From the listing that follows, extract every line and set it down unaltered.

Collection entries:
** Start **
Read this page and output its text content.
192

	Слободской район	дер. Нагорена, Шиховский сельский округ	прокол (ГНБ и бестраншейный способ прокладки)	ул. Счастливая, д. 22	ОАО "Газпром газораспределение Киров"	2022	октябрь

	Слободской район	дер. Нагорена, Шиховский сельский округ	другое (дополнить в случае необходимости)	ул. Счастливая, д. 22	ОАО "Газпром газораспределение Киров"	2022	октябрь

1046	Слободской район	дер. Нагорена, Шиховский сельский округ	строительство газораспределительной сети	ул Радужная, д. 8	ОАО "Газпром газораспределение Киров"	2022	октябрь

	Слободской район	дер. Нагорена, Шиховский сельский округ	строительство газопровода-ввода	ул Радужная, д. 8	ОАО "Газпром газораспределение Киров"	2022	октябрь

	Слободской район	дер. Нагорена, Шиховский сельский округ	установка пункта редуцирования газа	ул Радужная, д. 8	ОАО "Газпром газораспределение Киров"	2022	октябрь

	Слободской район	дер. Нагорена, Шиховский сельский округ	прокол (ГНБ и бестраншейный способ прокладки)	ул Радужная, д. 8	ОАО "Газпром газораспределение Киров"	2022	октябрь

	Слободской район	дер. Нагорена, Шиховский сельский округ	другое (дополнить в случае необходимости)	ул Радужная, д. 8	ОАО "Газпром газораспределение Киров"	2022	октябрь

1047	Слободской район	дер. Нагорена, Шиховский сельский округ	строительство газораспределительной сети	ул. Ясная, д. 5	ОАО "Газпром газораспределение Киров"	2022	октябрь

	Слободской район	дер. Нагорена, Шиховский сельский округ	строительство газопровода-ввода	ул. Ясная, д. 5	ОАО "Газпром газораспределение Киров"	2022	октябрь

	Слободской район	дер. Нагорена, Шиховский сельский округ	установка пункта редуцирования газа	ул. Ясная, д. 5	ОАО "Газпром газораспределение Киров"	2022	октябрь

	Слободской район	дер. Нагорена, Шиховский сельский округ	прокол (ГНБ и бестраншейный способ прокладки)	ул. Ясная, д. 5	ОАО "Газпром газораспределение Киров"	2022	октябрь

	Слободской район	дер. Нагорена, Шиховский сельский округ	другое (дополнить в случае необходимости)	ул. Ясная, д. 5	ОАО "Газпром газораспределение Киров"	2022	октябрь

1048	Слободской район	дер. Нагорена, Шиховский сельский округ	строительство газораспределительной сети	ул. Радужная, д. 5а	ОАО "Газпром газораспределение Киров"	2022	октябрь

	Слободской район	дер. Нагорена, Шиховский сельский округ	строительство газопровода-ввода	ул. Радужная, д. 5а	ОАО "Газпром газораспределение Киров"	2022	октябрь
** End **
◆ **Worked answer**:
Read this page and output its text content.
192

	Слободской район	дер. Нагорена, Шиховский сельский округ	прокол (ГНБ и бестраншейный способ прокладки)	ул. Счастливая, д. 22	ОАО "Газпром газораспределение Киров"	2022	октябрь

	Слободской район	дер. Нагорена, Шиховский сельский округ	другое (дополнить в случае необходимости)	ул. Счастливая, д. 22	ОАО "Газпром газораспределение Киров"	2022	октябрь

1046	Слободской район	дер. Нагорена, Шиховский сельский округ	строительство газораспределительной сети	ул Радужная, д. 8	ОАО "Газпром газораспределение Киров"	2022	октябрь

	Слободской район	дер. Нагорена, Шиховский сельский округ	строительство газопровода-ввода	ул Радужная, д. 8	ОАО "Газпром газораспределение Киров"	2022	октябрь

	Слободской район	дер. Нагорена, Шиховский сельский округ	установка пункта редуцирования газа	ул Радужная, д. 8	ОАО "Газпром газораспределение Киров"	2022	октябрь

	Слободской район	дер. Нагорена, Шиховский сельский округ	прокол (ГНБ и бестраншейный способ прокладки)	ул Радужная, д. 8	ОАО "Газпром газораспределение Киров"	2022	октябрь

	Слободской район	дер. Нагорена, Шиховский сельский округ	другое (дополнить в случае необходимости)	ул Радужная, д. 8	ОАО "Газпром газораспределение Киров"	2022	октябрь

1047	Слободской район	дер. Нагорена, Шиховский сельский округ	строительство газораспределительной сети	ул. Ясная, д. 5	ОАО "Газпром газораспределение Киров"	2022	октябрь

	Слободской район	дер. Нагорена, Шиховский сельский округ	строительство газопровода-ввода	ул. Ясная, д. 5	ОАО "Газпром газораспределение Киров"	2022	октябрь

	Слободской район	дер. Нагорена, Шиховский сельский округ	установка пункта редуцирования газа	ул. Ясная, д. 5	ОАО "Газпром газораспределение Киров"	2022	октябрь

	Слободской район	дер. Нагорена, Шиховский сельский округ	прокол (ГНБ и бестраншейный способ прокладки)	ул. Ясная, д. 5	ОАО "Газпром газораспределение Киров"	2022	октябрь

	Слободской район	дер. Нагорена, Шиховский сельский округ	другое (дополнить в случае необходимости)	ул. Ясная, д. 5	ОАО "Газпром газораспределение Киров"	2022	октябрь

1048	Слободской район	дер. Нагорена, Шиховский сельский округ	строительство газораспределительной сети	ул. Радужная, д. 5а	ОАО "Газпром газораспределение Киров"	2022	октябрь

	Слободской район	дер. Нагорена, Шиховский сельский округ	строительство газопровода-ввода	ул. Радужная, д. 5а	ОАО "Газпром газораспределение Киров"	2022	октябрь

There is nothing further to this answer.